• [WHAT NEEDS TO BE DONE]
Scan the listing below and copy every line holding "ddysgu".

• [DATA LINES]

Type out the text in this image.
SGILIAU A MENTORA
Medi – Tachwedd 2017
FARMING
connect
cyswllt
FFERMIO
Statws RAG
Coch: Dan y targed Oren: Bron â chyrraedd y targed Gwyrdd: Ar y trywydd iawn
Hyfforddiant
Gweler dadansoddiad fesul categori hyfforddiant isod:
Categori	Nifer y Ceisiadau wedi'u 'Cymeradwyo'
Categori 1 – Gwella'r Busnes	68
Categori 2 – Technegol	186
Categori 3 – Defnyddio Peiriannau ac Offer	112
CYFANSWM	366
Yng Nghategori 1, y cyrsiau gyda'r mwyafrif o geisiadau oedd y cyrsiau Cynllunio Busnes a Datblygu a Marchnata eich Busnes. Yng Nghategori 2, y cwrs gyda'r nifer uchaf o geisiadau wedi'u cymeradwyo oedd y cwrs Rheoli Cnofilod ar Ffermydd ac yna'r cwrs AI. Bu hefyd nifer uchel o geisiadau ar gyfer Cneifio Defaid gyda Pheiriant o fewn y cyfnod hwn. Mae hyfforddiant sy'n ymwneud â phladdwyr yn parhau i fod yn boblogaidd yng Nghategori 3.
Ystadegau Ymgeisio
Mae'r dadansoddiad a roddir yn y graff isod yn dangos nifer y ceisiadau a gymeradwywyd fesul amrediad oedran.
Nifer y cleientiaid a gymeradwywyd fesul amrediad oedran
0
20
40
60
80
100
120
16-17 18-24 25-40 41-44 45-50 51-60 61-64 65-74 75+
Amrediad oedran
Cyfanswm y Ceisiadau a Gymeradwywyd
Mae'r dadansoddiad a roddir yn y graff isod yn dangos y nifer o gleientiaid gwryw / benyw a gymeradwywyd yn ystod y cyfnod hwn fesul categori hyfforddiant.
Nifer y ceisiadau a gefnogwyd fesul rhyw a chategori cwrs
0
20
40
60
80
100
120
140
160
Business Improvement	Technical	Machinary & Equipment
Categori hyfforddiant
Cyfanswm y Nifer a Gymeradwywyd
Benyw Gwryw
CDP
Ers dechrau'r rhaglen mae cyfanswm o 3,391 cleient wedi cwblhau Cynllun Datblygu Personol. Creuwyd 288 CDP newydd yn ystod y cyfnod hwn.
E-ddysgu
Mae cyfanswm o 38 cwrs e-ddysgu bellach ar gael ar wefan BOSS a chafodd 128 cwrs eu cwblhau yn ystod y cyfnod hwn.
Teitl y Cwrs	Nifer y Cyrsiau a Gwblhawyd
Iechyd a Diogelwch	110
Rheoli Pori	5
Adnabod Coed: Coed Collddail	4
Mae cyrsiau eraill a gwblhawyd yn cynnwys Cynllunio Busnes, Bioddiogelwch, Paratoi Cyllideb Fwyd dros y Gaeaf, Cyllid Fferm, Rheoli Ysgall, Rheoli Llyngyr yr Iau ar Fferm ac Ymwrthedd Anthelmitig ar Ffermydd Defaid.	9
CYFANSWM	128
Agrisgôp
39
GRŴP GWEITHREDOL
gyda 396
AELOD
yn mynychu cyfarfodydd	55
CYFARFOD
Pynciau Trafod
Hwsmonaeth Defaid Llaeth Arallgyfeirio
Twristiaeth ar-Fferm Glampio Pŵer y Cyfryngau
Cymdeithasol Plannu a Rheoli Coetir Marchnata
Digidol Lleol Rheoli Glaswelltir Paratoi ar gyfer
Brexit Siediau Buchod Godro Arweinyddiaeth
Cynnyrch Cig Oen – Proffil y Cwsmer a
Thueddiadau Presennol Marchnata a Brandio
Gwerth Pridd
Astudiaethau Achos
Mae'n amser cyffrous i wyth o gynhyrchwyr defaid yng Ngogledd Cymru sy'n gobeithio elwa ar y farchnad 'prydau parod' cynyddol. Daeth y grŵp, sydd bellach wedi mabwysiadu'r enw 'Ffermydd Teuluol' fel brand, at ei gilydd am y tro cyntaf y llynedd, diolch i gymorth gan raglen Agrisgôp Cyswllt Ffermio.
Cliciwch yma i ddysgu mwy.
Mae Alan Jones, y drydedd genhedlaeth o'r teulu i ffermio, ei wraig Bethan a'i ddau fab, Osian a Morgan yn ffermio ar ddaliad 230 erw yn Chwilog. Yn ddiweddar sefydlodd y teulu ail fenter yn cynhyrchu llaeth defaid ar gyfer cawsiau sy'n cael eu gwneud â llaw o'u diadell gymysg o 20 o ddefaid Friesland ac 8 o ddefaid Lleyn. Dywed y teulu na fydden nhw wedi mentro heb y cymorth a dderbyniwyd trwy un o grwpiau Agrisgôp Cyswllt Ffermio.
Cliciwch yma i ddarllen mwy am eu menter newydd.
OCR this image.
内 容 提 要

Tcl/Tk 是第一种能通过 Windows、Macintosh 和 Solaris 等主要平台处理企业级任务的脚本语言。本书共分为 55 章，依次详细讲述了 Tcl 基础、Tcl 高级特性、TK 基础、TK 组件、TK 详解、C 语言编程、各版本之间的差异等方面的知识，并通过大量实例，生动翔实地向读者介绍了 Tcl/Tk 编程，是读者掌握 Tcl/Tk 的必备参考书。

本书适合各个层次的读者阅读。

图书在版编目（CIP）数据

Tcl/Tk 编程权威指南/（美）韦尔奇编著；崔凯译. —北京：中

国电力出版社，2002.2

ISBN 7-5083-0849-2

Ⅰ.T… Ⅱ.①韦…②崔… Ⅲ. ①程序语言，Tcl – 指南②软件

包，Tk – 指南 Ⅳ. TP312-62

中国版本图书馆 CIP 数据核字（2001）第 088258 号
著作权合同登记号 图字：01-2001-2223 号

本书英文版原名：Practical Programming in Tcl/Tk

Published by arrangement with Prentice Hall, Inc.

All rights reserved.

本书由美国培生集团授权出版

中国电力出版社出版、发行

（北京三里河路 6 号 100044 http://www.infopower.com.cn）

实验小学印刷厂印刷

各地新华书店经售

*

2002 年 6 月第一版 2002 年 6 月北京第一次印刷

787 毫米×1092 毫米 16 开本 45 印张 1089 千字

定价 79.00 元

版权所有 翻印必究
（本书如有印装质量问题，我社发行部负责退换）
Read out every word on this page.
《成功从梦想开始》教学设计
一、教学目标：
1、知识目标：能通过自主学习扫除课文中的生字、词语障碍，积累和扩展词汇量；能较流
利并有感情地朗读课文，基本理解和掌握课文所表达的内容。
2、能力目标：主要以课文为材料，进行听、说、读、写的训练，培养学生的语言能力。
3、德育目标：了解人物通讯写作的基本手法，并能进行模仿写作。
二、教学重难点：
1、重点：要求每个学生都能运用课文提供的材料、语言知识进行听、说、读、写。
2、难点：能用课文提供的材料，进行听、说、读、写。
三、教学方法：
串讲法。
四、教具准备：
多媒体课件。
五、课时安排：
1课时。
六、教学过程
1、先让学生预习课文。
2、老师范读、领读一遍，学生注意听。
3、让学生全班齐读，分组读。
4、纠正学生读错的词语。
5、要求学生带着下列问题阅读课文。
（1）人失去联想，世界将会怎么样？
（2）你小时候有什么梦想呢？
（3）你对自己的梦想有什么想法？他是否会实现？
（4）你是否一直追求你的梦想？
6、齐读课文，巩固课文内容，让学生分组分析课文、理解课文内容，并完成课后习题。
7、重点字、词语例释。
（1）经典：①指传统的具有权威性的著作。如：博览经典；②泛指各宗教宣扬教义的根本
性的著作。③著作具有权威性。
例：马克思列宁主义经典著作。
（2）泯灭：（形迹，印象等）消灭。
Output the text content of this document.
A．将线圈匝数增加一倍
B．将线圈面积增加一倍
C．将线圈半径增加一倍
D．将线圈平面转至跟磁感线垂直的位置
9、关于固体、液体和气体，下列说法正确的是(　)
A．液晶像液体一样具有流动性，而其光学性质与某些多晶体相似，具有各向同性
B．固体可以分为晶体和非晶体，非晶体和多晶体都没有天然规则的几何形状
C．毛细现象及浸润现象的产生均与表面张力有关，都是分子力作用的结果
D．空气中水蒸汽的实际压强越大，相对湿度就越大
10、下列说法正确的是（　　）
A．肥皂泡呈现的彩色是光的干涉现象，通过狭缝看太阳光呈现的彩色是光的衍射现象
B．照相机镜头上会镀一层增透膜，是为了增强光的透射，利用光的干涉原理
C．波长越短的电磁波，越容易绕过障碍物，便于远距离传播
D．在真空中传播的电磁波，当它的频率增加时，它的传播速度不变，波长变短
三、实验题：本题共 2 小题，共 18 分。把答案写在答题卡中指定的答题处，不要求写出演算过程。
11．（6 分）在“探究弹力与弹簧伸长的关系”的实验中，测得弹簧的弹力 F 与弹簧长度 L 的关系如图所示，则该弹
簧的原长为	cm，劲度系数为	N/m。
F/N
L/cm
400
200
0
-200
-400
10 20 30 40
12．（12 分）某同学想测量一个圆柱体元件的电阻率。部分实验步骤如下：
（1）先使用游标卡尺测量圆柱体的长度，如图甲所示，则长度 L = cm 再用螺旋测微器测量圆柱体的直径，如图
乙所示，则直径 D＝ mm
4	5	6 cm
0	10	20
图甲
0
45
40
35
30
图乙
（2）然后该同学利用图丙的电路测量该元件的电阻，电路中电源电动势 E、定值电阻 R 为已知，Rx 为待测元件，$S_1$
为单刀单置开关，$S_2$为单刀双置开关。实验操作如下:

• [EXERCISE OUTPUT]
E-ddysgu
Mae cyfanswm o 38 cwrs e-ddysgu bellach ar gael ar wefan BOSS a chafodd 128 cwrs eu cwblhau yn ystod y cyfnod hwn.
Cliciwch yma i ddysgu mwy.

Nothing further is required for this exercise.